--- Written problem ---
Set down all of the data exactly as it appears.

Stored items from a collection
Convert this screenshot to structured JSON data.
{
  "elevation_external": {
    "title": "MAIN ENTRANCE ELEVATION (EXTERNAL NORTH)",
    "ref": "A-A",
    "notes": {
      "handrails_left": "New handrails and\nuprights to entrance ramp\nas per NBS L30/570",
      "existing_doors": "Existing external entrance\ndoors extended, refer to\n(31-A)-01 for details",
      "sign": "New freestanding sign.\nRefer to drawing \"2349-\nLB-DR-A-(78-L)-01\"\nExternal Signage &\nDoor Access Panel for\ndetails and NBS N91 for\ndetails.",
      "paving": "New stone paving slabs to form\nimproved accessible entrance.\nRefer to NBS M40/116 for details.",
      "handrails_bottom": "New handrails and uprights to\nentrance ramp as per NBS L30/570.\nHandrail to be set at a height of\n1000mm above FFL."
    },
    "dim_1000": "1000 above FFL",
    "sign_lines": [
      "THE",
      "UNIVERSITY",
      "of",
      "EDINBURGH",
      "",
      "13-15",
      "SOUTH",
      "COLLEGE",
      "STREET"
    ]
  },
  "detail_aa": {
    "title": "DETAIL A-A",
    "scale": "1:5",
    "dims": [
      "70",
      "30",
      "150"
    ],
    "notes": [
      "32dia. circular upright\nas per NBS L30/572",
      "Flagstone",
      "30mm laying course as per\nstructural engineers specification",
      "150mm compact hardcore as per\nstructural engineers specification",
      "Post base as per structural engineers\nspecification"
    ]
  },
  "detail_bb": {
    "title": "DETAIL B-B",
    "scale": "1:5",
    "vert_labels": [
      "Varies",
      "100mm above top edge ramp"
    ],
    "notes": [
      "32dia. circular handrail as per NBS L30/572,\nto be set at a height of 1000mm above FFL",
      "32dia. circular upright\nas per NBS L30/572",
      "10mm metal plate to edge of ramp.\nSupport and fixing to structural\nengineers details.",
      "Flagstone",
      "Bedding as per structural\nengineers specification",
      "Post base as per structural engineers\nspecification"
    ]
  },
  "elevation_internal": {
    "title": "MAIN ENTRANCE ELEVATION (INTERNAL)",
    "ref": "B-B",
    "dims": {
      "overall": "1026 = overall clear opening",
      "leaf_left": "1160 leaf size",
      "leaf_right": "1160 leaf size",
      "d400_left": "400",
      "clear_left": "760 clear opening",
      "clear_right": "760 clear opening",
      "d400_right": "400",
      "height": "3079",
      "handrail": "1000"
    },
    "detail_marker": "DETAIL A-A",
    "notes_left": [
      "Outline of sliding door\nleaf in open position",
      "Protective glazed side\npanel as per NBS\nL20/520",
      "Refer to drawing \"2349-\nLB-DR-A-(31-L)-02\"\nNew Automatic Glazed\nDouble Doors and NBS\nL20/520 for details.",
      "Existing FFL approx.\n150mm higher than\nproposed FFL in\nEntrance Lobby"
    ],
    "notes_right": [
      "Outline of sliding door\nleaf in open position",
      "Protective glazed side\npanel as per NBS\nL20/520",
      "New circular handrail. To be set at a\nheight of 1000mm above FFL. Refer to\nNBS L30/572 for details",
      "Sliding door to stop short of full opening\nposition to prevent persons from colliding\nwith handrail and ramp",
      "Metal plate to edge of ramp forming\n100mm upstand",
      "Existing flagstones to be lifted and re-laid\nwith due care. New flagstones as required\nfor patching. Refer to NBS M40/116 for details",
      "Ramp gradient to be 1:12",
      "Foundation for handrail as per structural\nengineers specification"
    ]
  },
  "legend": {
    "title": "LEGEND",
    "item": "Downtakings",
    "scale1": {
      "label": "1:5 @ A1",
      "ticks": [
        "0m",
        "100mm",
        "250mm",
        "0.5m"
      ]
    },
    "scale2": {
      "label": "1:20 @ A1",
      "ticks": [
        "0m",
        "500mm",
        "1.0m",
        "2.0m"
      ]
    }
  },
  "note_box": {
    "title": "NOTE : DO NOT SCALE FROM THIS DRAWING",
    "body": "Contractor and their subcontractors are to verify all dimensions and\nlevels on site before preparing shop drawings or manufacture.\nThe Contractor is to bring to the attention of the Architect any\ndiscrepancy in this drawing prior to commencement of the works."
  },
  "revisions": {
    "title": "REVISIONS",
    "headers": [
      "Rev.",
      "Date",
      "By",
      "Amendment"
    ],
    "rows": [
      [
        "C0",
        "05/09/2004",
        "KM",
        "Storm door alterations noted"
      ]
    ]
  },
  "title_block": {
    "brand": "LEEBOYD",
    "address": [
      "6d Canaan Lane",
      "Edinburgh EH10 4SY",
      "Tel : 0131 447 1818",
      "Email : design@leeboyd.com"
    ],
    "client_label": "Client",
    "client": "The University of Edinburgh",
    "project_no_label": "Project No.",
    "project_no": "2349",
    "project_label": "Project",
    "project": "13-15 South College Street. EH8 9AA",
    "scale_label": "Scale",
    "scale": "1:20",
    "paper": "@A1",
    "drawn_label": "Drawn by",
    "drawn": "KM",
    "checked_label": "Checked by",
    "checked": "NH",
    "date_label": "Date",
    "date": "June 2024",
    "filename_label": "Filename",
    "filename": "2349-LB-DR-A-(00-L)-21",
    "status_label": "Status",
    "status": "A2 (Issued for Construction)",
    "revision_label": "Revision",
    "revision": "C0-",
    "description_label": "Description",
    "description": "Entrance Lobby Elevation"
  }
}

--- Written reply ---
Convert this screenshot to structured JSON data.
{
  "elevation_external": {
    "title": "MAIN ENTRANCE ELEVATION (EXTERNAL NORTH)",
    "ref": "A-A",
    "notes": {
      "handrails_left": "New handrails and\nuprights to entrance ramp\nas per NBS L30/570",
      "existing_doors": "Existing external entrance\ndoors extended, refer to\n(31-A)-01 for details",
      "sign": "New freestanding sign.\nRefer to drawing \"2349-\nLB-DR-A-(78-L)-01\"\nExternal Signage &\nDoor Access Panel for\ndetails and NBS N91 for\ndetails.",
      "paving": "New stone paving slabs to form\nimproved accessible entrance.\nRefer to NBS M40/116 for details.",
      "handrails_bottom": "New handrails and uprights to\nentrance ramp as per NBS L30/570.\nHandrail to be set at a height of\n1000mm above FFL."
    },
    "dim_1000": "1000 above FFL",
    "sign_lines": [
      "THE",
      "UNIVERSITY",
      "of",
      "EDINBURGH",
      "",
      "13-15",
      "SOUTH",
      "COLLEGE",
      "STREET"
    ]
  },
  "detail_aa": {
    "title": "DETAIL A-A",
    "scale": "1:5",
    "dims": [
      "70",
      "30",
      "150"
    ],
    "notes": [
      "32dia. circular upright\nas per NBS L30/572",
      "Flagstone",
      "30mm laying course as per\nstructural engineers specification",
      "150mm compact hardcore as per\nstructural engineers specification",
      "Post base as per structural engineers\nspecification"
    ]
  },
  "detail_bb": {
    "title": "DETAIL B-B",
    "scale": "1:5",
    "vert_labels": [
      "Varies",
      "100mm above top edge ramp"
    ],
    "notes": [
      "32dia. circular handrail as per NBS L30/572,\nto be set at a height of 1000mm above FFL",
      "32dia. circular upright\nas per NBS L30/572",
      "10mm metal plate to edge of ramp.\nSupport and fixing to structural\nengineers details.",
      "Flagstone",
      "Bedding as per structural\nengineers specification",
      "Post base as per structural engineers\nspecification"
    ]
  },
  "elevation_internal": {
    "title": "MAIN ENTRANCE ELEVATION (INTERNAL)",
    "ref": "B-B",
    "dims": {
      "overall": "1026 = overall clear opening",
      "leaf_left": "1160 leaf size",
      "leaf_right": "1160 leaf size",
      "d400_left": "400",
      "clear_left": "760 clear opening",
      "clear_right": "760 clear opening",
      "d400_right": "400",
      "height": "3079",
      "handrail": "1000"
    },
    "detail_marker": "DETAIL A-A",
    "notes_left": [
      "Outline of sliding door\nleaf in open position",
      "Protective glazed side\npanel as per NBS\nL20/520",
      "Refer to drawing \"2349-\nLB-DR-A-(31-L)-02\"\nNew Automatic Glazed\nDouble Doors and NBS\nL20/520 for details.",
      "Existing FFL approx.\n150mm higher than\nproposed FFL in\nEntrance Lobby"
    ],
    "notes_right": [
      "Outline of sliding door\nleaf in open position",
      "Protective glazed side\npanel as per NBS\nL20/520",
      "New circular handrail. To be set at a\nheight of 1000mm above FFL. Refer to\nNBS L30/572 for details",
      "Sliding door to stop short of full opening\nposition to prevent persons from colliding\nwith handrail and ramp",
      "Metal plate to edge of ramp forming\n100mm upstand",
      "Existing flagstones to be lifted and re-laid\nwith due care. New flagstones as required\nfor patching. Refer to NBS M40/116 for details",
      "Ramp gradient to be 1:12",
      "Foundation for handrail as per structural\nengineers specification"
    ]
  },
  "legend": {
    "title": "LEGEND",
    "item": "Downtakings",
    "scale1": {
      "label": "1:5 @ A1",
      "ticks": [
        "0m",
        "100mm",
        "250mm",
        "0.5m"
      ]
    },
    "scale2": {
      "label": "1:20 @ A1",
      "ticks": [
        "0m",
        "500mm",
        "1.0m",
        "2.0m"
      ]
    }
  },
  "note_box": {
    "title": "NOTE : DO NOT SCALE FROM THIS DRAWING",
    "body": "Contractor and their subcontractors are to verify all dimensions and\nlevels on site before preparing shop drawings or manufacture.\nThe Contractor is to bring to the attention of the Architect any\ndiscrepancy in this drawing prior to commencement of the works."
  },
  "revisions": {
    "title": "REVISIONS",
    "headers": [
      "Rev.",
      "Date",
      "By",
      "Amendment"
    ],
    "rows": [
      [
        "C0",
        "05/09/2004",
        "KM",
        "Storm door alterations noted"
      ]
    ]
  },
  "title_block": {
    "brand": "LEEBOYD",
    "address": [
      "6d Canaan Lane",
      "Edinburgh EH10 4SY",
      "Tel : 0131 447 1818",
      "Email : design@leeboyd.com"
    ],
    "client_label": "Client",
    "client": "The University of Edinburgh",
    "project_no_label": "Project No.",
    "project_no": "2349",
    "project_label": "Project",
    "project": "13-15 South College Street. EH8 9AA",
    "scale_label": "Scale",
    "scale": "1:20",
    "paper": "@A1",
    "drawn_label": "Drawn by",
    "drawn": "KM",
    "checked_label": "Checked by",
    "checked": "NH",
    "date_label": "Date",
    "date": "June 2024",
    "filename_label": "Filename",
    "filename": "2349-LB-DR-A-(00-L)-21",
    "status_label": "Status",
    "status": "A2 (Issued for Construction)",
    "revision_label": "Revision",
    "revision": "C0-",
    "description_label": "Description",
    "description": "Entrance Lobby Elevation"
  }
}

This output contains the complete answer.